#### [What is required]
What number of lines hold the word "density"? State that number and nothing besides.

#### [Dataset excerpt]
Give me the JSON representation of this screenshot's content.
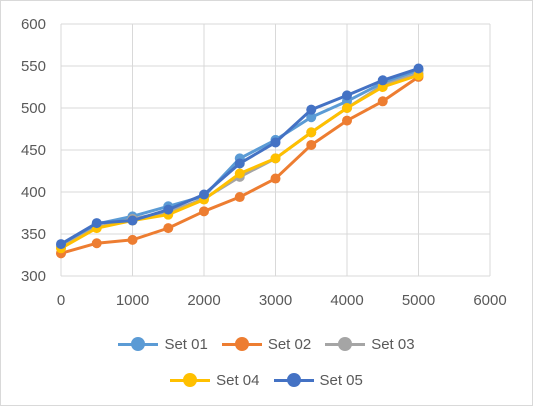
{
  "chart_data": {
    "type": "line",
    "title": "",
    "xlabel": "",
    "ylabel": "",
    "xlim": [
      0,
      6000
    ],
    "ylim": [
      300,
      600
    ],
    "xticks": [
      0,
      1000,
      2000,
      3000,
      4000,
      5000,
      6000
    ],
    "yticks": [
      300,
      350,
      400,
      450,
      500,
      550,
      600
    ],
    "grid": true,
    "legend_position": "bottom",
    "x": [
      0,
      500,
      1000,
      1500,
      2000,
      2500,
      3000,
      3500,
      4000,
      4500,
      5000
    ],
    "series": [
      {
        "name": "Set 01",
        "color": "#5b9bd5",
        "values": [
          335,
          362,
          371,
          383,
          395,
          440,
          462,
          489,
          508,
          530,
          545
        ]
      },
      {
        "name": "Set 02",
        "color": "#ed7d31",
        "values": [
          327,
          339,
          343,
          357,
          377,
          394,
          416,
          456,
          485,
          508,
          537
        ]
      },
      {
        "name": "Set 03",
        "color": "#a5a5a5",
        "values": [
          334,
          358,
          368,
          376,
          392,
          418,
          440,
          471,
          500,
          527,
          541
        ]
      },
      {
        "name": "Set 04",
        "color": "#ffc000",
        "values": [
          333,
          357,
          366,
          373,
          391,
          422,
          440,
          471,
          500,
          525,
          539
        ]
      },
      {
        "name": "Set 05",
        "color": "#4472c4",
        "values": [
          338,
          363,
          366,
          379,
          397,
          434,
          459,
          498,
          515,
          533,
          547
        ]
      }
    ]
  }
}
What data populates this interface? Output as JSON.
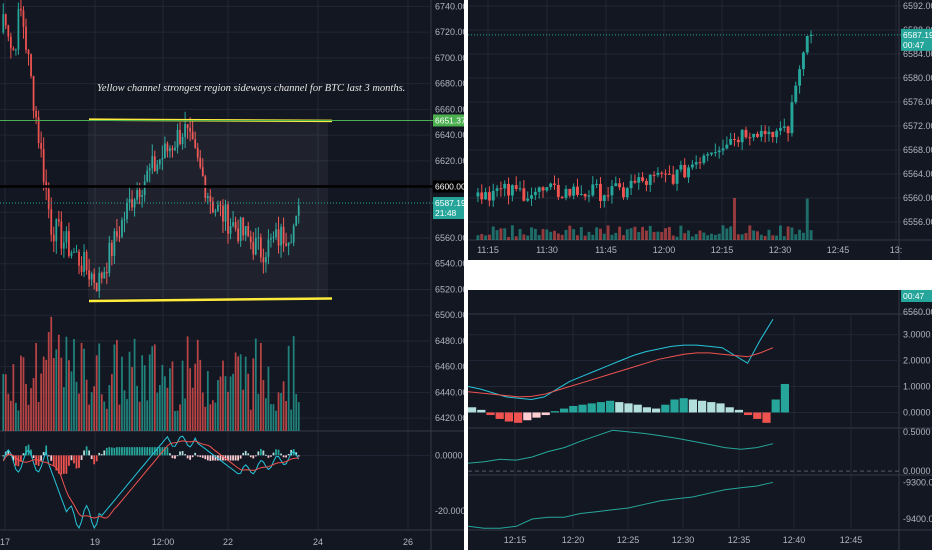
{
  "annotation": "Yellow channel strongest region sideways channel for BTC last 3 months.",
  "colors": {
    "up": "#26a69a",
    "down": "#ef5350",
    "channel": "#ffeb3b",
    "teal_tag": "#26a69a",
    "green_line": "#4caf50",
    "black_line": "#000000",
    "macd": "#26c6da",
    "signal": "#ef5350"
  },
  "left_chart": {
    "price_ticks": [
      "6740.00",
      "6720.00",
      "6700.00",
      "6680.00",
      "6660.00",
      "6640.00",
      "6620.00",
      "6600.00",
      "6580.00",
      "6560.00",
      "6540.00",
      "6520.00",
      "6500.00",
      "6480.00",
      "6460.00",
      "6440.00",
      "6420.00"
    ],
    "x_ticks": [
      "17",
      "19",
      "12:00",
      "22",
      "24",
      "26"
    ],
    "macd_ticks": [
      "0.0000",
      "-20.0000"
    ],
    "tag_green": "6651.37",
    "tag_black": "6600.00",
    "tag_price": "6587.19",
    "tag_time": "21:48"
  },
  "right_top": {
    "price_ticks": [
      "6592.00",
      "6588.00",
      "6584.00",
      "6580.00",
      "6576.00",
      "6572.00",
      "6568.00",
      "6564.00",
      "6560.00",
      "6556.00"
    ],
    "x_ticks": [
      "11:15",
      "11:30",
      "11:45",
      "12:00",
      "12:15",
      "12:30",
      "12:45",
      "13:"
    ],
    "tag_price": "6587.19",
    "tag_time": "00:47"
  },
  "right_bottom": {
    "tag_time": "00:47",
    "tag_price": "6560.00",
    "macd_ticks": [
      "3.0000",
      "2.0000",
      "1.0000",
      "0.0000"
    ],
    "rsi_ticks": [
      "0.5000",
      "0.0000"
    ],
    "obv_ticks": [
      "-9300.000",
      "-9400.000"
    ],
    "x_ticks": [
      "12:15",
      "12:20",
      "12:25",
      "12:30",
      "12:35",
      "12:40",
      "12:45"
    ]
  },
  "chart_data": [
    {
      "type": "candlestick",
      "title": "BTC",
      "price_range": [
        6410,
        6745
      ],
      "channel": {
        "upper": 6652,
        "lower": 6513
      },
      "levels": [
        6651.37,
        6600.0,
        6587.19
      ],
      "x_labels": [
        "17",
        "19",
        "12:00",
        "22",
        "24",
        "26"
      ],
      "last_price": 6587.19
    },
    {
      "type": "candlestick",
      "price_range": [
        6553,
        6593
      ],
      "x_labels": [
        "11:15",
        "11:30",
        "11:45",
        "12:00",
        "12:15",
        "12:30",
        "12:45",
        "13:"
      ],
      "last_price": 6587.19
    },
    {
      "type": "line",
      "series": [
        {
          "values": []
        }
      ],
      "macd_range": [
        -0.6,
        3.8
      ],
      "x_labels": [
        "12:15",
        "12:20",
        "12:25",
        "12:30",
        "12:35",
        "12:40",
        "12:45"
      ]
    }
  ]
}
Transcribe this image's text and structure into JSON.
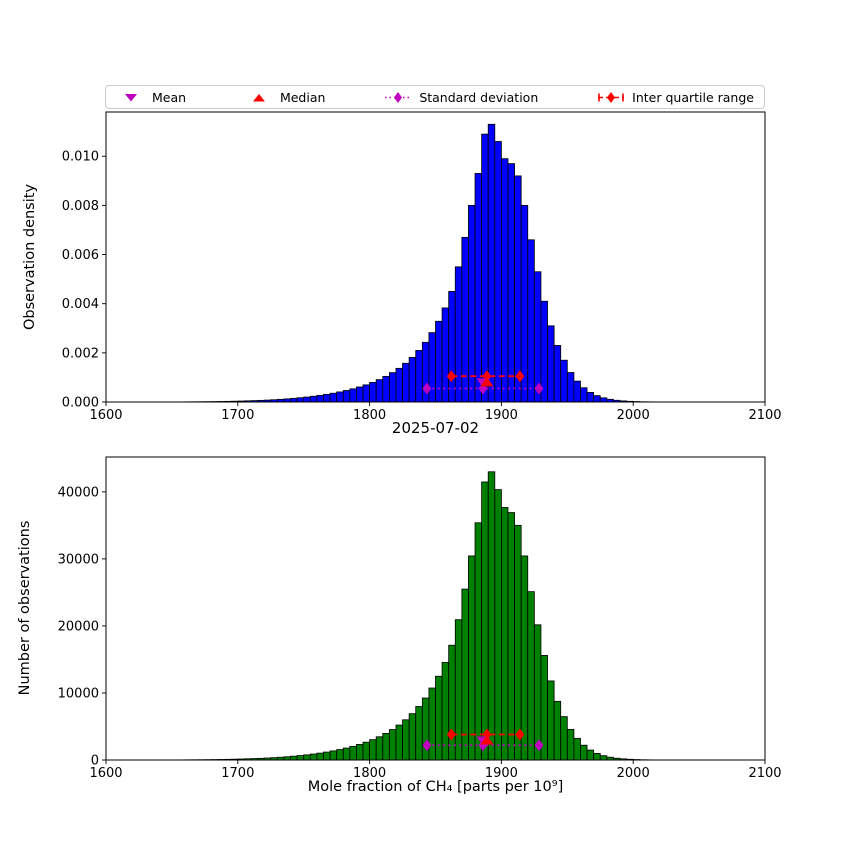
{
  "figure": {
    "title": "2025-07-02",
    "xlabel": "Mole fraction of CH₄ [parts per 10⁹]",
    "background": "#ffffff"
  },
  "legend": {
    "items": [
      {
        "label": "Mean",
        "marker": "triangle-down",
        "color": "#bf00bf"
      },
      {
        "label": "Median",
        "marker": "triangle-up",
        "color": "#ff0000"
      },
      {
        "label": "Standard deviation",
        "marker": "diamond-dotted-line",
        "color": "#bf00bf"
      },
      {
        "label": "Inter quartile range",
        "marker": "diamond-dashed-errorbar",
        "color": "#ff0000"
      }
    ]
  },
  "chart_data": [
    {
      "name": "top-density-histogram",
      "type": "bar",
      "ylabel": "Observation density",
      "bar_color": "#0000ff",
      "edge_color": "#000000",
      "bin_start": 1650,
      "bin_width": 5,
      "xlim": [
        1600,
        2100
      ],
      "ylim": [
        0,
        0.0118
      ],
      "xticks": [
        1600,
        1700,
        1800,
        1900,
        2000,
        2100
      ],
      "yticks": [
        0,
        0.002,
        0.004,
        0.006,
        0.008,
        0.01
      ],
      "ytick_format": "fixed3",
      "values": [
        4e-06,
        5e-06,
        7e-06,
        9e-06,
        1.1e-05,
        1.4e-05,
        1.7e-05,
        2.1e-05,
        2.6e-05,
        3.2e-05,
        3.9e-05,
        4.7e-05,
        5.6e-05,
        6.6e-05,
        7.8e-05,
        9.2e-05,
        0.000108,
        0.000127,
        0.000149,
        0.000174,
        0.000202,
        0.000234,
        0.00027,
        0.000311,
        0.000357,
        0.000409,
        0.000468,
        0.000535,
        0.000611,
        0.000698,
        0.000797,
        0.000911,
        0.001042,
        0.001194,
        0.00137,
        0.001576,
        0.001816,
        0.002098,
        0.00243,
        0.002822,
        0.003284,
        0.003828,
        0.0045,
        0.0055,
        0.0067,
        0.008,
        0.0093,
        0.0109,
        0.0113,
        0.0106,
        0.0099,
        0.0097,
        0.0092,
        0.008,
        0.0066,
        0.0053,
        0.0041,
        0.0031,
        0.0023,
        0.0017,
        0.0012,
        0.00085,
        0.00058,
        0.00039,
        0.00026,
        0.00017,
        0.00011,
        7e-05,
        4.5e-05,
        2.8e-05,
        1.7e-05,
        1e-05,
        6e-06
      ],
      "stats": {
        "mean": 1886,
        "median": 1889,
        "std": 42.5,
        "q1": 1862,
        "q3": 1914
      },
      "markers": {
        "mean": {
          "x": 1886,
          "y": 0.0008,
          "color": "#bf00bf"
        },
        "median": {
          "x": 1889,
          "y": 0.0008,
          "color": "#ff0000"
        },
        "std": {
          "x1": 1843.5,
          "center": 1886,
          "x2": 1928.5,
          "y": 0.00055,
          "color": "#bf00bf"
        },
        "iqr": {
          "x1": 1862,
          "center": 1889,
          "x2": 1914,
          "y": 0.00105,
          "color": "#ff0000"
        }
      }
    },
    {
      "name": "bottom-count-histogram",
      "type": "bar",
      "ylabel": "Number of observations",
      "bar_color": "#008000",
      "edge_color": "#000000",
      "bin_start": 1650,
      "bin_width": 5,
      "xlim": [
        1600,
        2100
      ],
      "ylim": [
        0,
        45200
      ],
      "xticks": [
        1600,
        1700,
        1800,
        1900,
        2000,
        2100
      ],
      "yticks": [
        0,
        10000,
        20000,
        30000,
        40000
      ],
      "ytick_format": "int",
      "values": [
        15,
        19,
        27,
        34,
        42,
        53,
        65,
        80,
        99,
        122,
        148,
        179,
        213,
        251,
        297,
        350,
        411,
        483,
        567,
        662,
        769,
        890,
        1027,
        1183,
        1358,
        1556,
        1781,
        2036,
        2325,
        2656,
        3033,
        3466,
        3965,
        4543,
        5213,
        5997,
        6910,
        7983,
        9246,
        10738,
        12496,
        14566,
        17123,
        20928,
        25494,
        30440,
        35387,
        41475,
        42997,
        40333,
        37670,
        36909,
        35006,
        30440,
        25113,
        20167,
        15601,
        11796,
        8752,
        6469,
        4566,
        3234,
        2207,
        1484,
        989,
        647,
        419,
        266,
        171,
        107,
        65,
        38,
        23
      ],
      "stats": {
        "mean": 1886,
        "median": 1889,
        "std": 42.5,
        "q1": 1862,
        "q3": 1914
      },
      "markers": {
        "mean": {
          "x": 1886,
          "y": 2900,
          "color": "#bf00bf"
        },
        "median": {
          "x": 1889,
          "y": 2900,
          "color": "#ff0000"
        },
        "std": {
          "x1": 1843.5,
          "center": 1886,
          "x2": 1928.5,
          "y": 2200,
          "color": "#bf00bf"
        },
        "iqr": {
          "x1": 1862,
          "center": 1889,
          "x2": 1914,
          "y": 3800,
          "color": "#ff0000"
        }
      }
    }
  ]
}
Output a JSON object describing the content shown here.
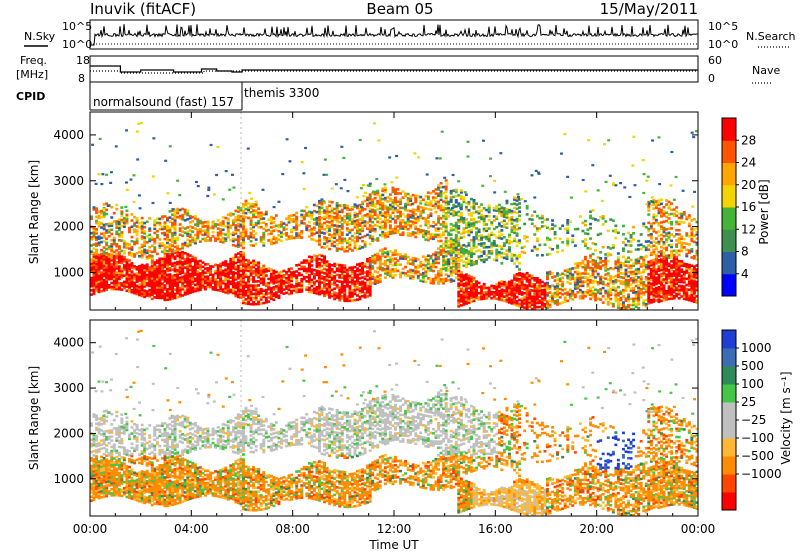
{
  "header": {
    "station": "Inuvik (fitACF)",
    "beam": "Beam 05",
    "date": "15/May/2011"
  },
  "noise_panel": {
    "left_label": "N.Sky",
    "left_ticks": [
      "10^5",
      "10^0"
    ],
    "right_label": "N.Search",
    "right_ticks": [
      "10^5",
      "10^0"
    ]
  },
  "freq_panel": {
    "left_label_1": "Freq.",
    "left_label_2": "[MHz]",
    "left_ticks": [
      "18",
      "8"
    ],
    "right_label": "Nave",
    "right_ticks": [
      "60",
      "0"
    ]
  },
  "cpid_panel": {
    "label": "CPID",
    "entries": [
      "normalsound (fast) 157",
      "themis 3300"
    ]
  },
  "colors": {
    "power_scale": [
      "#0000ff",
      "#2c5fa6",
      "#3f8f4f",
      "#44b337",
      "#f2d400",
      "#ffa500",
      "#ff5500",
      "#ff0000"
    ],
    "velocity_scale": [
      "#ff0000",
      "#ff4500",
      "#ff8c00",
      "#ffb833",
      "#c0c0c0",
      "#c0c0c0",
      "#46c646",
      "#2e8b57",
      "#3c6db4",
      "#1f3fd4"
    ]
  },
  "chart_data": [
    {
      "type": "heatmap",
      "title": "",
      "ylabel": "Slant Range [km]",
      "ylim": [
        180,
        4500
      ],
      "yticks": [
        "1000",
        "2000",
        "3000",
        "4000"
      ],
      "xlabel": "",
      "colorbar_label": "Power [dB]",
      "colorbar_ticks": [
        "4",
        "8",
        "12",
        "16",
        "20",
        "24",
        "28"
      ]
    },
    {
      "type": "heatmap",
      "title": "",
      "ylabel": "Slant Range [km]",
      "ylim": [
        180,
        4500
      ],
      "yticks": [
        "1000",
        "2000",
        "3000",
        "4000"
      ],
      "xlabel": "Time UT",
      "xticks": [
        "00:00",
        "04:00",
        "08:00",
        "12:00",
        "16:00",
        "20:00",
        "00:00"
      ],
      "colorbar_label": "Velocity [m s⁻¹]",
      "colorbar_ticks": [
        "1000",
        "500",
        "100",
        "25",
        "−25",
        "−100",
        "−500",
        "−1000"
      ]
    }
  ]
}
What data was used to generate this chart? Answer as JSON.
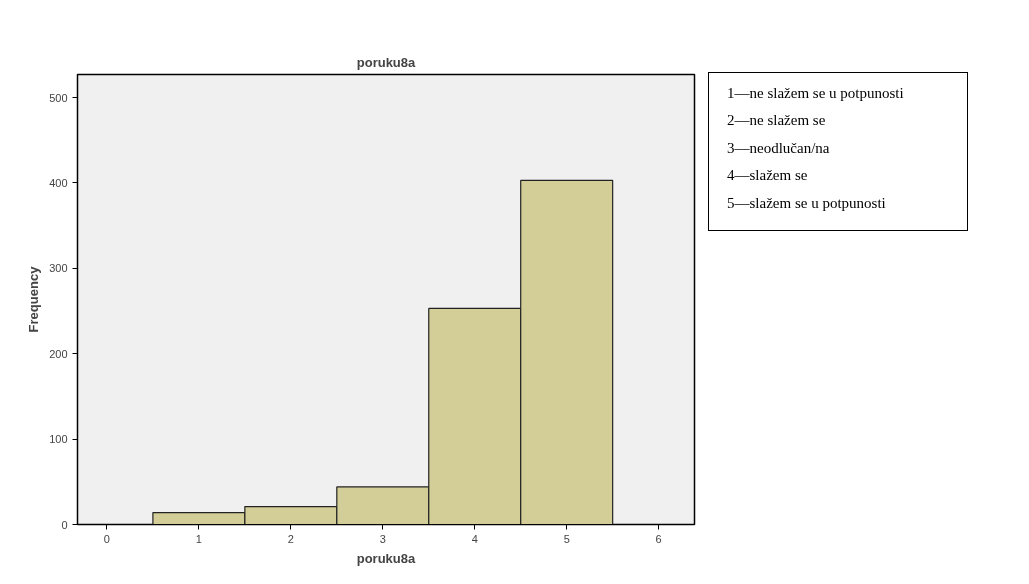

#### [Answer below]
2